WHAT IS EXPECTED – Gather each line of the entries below that includes "screenshot".

RECORD EXCERPTS –
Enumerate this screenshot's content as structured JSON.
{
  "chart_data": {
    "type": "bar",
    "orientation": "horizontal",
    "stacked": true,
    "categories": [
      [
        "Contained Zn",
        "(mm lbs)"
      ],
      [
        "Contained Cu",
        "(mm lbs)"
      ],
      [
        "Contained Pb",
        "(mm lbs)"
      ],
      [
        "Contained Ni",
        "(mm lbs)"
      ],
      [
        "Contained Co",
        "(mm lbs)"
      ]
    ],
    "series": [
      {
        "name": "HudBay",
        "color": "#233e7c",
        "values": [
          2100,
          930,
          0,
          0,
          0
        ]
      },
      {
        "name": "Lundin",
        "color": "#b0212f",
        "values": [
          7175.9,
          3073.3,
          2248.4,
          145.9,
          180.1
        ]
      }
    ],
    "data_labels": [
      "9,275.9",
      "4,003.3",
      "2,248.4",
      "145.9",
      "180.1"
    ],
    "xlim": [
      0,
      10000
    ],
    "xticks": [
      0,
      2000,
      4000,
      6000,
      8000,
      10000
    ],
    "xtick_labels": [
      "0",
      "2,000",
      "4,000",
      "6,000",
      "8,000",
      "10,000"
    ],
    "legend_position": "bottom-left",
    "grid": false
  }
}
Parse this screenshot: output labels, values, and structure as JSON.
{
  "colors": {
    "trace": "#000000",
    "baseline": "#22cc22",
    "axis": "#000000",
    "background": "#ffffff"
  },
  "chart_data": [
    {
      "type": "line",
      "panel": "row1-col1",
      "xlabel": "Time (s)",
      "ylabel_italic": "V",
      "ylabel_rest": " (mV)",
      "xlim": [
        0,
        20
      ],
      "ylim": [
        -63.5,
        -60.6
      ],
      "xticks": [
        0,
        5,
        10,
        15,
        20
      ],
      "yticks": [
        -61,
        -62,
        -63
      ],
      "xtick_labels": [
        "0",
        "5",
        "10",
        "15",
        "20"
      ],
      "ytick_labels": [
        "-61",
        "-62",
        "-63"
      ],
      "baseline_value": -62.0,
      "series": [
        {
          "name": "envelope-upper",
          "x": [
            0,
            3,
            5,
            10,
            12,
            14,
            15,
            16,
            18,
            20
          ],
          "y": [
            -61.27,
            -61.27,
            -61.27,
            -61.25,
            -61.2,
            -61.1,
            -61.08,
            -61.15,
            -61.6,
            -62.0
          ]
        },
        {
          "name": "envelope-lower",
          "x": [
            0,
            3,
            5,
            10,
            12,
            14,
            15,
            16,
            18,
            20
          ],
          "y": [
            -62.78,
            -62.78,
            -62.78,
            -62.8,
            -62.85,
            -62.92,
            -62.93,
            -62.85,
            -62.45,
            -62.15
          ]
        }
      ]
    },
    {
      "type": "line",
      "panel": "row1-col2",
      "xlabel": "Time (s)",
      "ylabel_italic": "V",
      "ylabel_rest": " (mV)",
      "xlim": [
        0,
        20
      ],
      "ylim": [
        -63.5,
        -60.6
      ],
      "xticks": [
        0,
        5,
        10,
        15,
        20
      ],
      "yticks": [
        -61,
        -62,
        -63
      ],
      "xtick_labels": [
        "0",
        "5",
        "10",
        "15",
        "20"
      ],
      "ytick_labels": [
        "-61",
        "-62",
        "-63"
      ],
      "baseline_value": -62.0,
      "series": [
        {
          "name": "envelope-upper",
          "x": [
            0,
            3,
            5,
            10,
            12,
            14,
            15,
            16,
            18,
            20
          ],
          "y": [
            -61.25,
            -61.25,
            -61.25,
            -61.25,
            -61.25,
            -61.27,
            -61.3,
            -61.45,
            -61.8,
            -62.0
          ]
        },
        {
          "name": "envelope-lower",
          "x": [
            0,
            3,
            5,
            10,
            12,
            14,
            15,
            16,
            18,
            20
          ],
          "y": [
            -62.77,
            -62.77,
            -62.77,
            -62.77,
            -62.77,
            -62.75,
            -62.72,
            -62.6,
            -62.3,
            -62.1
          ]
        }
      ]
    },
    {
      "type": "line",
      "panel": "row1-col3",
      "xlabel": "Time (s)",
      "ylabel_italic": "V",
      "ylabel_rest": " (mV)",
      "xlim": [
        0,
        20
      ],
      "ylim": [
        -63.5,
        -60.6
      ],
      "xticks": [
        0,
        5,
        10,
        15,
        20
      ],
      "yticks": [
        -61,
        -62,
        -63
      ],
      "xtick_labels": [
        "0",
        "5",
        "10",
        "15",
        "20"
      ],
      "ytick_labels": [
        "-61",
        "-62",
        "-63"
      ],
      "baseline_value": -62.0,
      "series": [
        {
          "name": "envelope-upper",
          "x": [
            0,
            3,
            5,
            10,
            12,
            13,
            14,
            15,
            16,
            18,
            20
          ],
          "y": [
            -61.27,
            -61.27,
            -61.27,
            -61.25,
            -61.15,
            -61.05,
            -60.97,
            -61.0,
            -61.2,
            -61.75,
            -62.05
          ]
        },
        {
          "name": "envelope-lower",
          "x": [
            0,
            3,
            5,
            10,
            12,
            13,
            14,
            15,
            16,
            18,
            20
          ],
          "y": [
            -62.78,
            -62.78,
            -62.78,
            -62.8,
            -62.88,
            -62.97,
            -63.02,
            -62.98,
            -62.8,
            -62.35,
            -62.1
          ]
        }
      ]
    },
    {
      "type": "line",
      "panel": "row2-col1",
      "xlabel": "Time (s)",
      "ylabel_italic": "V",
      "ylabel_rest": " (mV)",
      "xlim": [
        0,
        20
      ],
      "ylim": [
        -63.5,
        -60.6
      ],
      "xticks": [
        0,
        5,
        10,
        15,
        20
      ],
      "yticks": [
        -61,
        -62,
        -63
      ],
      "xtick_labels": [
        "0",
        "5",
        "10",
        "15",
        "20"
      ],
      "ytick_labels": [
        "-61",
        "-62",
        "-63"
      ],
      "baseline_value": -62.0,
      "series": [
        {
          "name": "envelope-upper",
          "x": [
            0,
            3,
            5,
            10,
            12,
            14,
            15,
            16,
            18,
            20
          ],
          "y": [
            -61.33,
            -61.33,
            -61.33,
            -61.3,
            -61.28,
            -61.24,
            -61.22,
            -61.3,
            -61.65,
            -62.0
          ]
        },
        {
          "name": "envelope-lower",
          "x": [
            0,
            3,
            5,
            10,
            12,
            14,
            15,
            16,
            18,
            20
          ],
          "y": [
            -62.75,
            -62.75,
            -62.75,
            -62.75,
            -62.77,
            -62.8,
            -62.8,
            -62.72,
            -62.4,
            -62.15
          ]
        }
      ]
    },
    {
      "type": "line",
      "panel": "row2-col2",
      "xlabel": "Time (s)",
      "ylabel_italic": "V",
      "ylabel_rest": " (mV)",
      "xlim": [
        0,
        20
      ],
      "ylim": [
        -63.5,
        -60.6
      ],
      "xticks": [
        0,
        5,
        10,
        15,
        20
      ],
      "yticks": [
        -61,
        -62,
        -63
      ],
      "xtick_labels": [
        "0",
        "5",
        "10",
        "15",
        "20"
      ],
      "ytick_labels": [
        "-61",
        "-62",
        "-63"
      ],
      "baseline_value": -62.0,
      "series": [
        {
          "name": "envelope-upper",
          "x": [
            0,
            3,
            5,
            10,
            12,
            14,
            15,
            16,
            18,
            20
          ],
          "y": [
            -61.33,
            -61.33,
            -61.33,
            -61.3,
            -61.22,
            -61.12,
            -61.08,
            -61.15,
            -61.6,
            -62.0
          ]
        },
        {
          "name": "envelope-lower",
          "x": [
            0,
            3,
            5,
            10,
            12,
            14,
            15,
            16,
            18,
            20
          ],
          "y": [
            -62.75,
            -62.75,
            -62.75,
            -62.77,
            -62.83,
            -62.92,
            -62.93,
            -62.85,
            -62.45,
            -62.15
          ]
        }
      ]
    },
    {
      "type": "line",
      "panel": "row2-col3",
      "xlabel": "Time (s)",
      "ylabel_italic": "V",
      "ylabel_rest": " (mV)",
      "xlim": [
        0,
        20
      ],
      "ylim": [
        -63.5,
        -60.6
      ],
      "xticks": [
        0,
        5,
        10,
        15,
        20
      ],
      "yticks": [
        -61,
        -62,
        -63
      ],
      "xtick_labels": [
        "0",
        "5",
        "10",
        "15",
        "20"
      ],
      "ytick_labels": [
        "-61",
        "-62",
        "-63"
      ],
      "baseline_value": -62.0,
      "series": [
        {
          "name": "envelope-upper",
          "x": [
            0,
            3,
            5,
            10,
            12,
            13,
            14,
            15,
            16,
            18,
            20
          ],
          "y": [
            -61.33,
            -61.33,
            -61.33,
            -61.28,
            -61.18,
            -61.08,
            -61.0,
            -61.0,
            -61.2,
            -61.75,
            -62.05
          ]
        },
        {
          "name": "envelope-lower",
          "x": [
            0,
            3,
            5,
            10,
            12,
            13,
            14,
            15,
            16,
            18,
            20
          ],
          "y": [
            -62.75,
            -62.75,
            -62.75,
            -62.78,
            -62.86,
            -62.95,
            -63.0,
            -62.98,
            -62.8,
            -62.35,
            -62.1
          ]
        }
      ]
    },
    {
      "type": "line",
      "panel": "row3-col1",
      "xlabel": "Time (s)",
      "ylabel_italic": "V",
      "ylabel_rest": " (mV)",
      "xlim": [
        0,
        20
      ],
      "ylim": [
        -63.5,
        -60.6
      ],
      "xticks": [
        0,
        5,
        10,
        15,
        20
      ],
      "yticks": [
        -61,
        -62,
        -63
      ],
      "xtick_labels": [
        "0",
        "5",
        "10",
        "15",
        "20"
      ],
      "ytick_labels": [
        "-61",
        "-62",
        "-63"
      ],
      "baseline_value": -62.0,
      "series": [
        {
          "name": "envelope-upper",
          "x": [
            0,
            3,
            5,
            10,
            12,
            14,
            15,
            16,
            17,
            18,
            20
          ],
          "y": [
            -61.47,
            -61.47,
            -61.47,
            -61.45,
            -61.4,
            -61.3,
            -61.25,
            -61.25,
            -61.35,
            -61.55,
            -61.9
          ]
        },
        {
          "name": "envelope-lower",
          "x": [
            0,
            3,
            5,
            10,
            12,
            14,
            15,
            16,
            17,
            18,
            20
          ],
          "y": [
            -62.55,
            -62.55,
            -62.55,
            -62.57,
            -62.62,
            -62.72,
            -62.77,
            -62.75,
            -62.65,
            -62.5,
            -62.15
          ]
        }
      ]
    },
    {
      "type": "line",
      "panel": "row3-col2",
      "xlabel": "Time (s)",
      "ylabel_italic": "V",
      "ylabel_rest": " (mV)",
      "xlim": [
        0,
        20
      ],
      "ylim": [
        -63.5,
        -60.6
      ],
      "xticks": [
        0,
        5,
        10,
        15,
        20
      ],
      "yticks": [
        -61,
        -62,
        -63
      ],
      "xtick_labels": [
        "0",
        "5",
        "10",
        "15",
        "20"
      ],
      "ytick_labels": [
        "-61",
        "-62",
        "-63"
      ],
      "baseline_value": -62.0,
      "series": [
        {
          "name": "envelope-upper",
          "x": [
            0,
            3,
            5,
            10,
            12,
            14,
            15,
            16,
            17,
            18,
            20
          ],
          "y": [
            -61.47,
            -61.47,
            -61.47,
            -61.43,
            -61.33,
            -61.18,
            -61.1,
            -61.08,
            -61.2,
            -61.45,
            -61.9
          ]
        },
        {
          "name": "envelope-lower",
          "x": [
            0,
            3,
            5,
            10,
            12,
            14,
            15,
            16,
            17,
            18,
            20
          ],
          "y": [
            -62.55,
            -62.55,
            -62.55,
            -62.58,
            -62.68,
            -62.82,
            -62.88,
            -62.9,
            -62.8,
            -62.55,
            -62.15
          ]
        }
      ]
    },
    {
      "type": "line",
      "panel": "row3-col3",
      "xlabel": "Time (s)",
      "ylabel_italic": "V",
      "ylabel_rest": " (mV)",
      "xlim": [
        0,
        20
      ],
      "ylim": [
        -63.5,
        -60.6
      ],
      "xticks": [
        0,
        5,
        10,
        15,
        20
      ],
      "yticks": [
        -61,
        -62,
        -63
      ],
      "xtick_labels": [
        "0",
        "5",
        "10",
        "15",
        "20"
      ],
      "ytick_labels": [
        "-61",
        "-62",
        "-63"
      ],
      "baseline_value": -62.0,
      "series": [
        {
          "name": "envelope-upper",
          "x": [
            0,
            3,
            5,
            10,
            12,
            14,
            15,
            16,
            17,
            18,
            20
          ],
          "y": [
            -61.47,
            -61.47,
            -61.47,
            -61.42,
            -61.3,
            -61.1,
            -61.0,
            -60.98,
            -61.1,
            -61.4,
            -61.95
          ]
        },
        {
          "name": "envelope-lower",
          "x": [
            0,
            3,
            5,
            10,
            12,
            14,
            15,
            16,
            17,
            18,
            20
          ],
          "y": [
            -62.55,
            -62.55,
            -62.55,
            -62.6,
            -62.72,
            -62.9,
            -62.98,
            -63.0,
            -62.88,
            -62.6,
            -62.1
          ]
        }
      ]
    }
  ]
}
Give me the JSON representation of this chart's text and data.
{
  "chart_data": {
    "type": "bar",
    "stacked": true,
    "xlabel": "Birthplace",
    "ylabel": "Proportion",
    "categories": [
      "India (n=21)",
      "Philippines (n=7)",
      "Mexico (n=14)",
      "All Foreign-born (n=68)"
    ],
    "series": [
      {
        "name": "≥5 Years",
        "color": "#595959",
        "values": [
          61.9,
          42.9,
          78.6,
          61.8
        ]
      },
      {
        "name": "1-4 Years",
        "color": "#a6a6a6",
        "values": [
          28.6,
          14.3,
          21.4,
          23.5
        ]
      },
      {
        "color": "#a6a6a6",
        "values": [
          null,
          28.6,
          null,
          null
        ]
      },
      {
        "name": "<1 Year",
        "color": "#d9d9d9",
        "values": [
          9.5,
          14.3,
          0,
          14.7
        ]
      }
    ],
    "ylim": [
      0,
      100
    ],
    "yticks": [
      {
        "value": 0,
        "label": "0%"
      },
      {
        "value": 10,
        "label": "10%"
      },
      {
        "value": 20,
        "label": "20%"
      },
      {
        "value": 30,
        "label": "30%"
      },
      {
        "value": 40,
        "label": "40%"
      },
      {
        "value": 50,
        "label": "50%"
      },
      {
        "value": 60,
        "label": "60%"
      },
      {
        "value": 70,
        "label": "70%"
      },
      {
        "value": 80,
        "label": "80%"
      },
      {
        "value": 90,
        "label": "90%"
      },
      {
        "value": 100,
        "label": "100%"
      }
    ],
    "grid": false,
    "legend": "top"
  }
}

TASK OUTPUT –
Enumerate this screenshot's content as structured JSON.
Parse this screenshot: output labels, values, and structure as JSON.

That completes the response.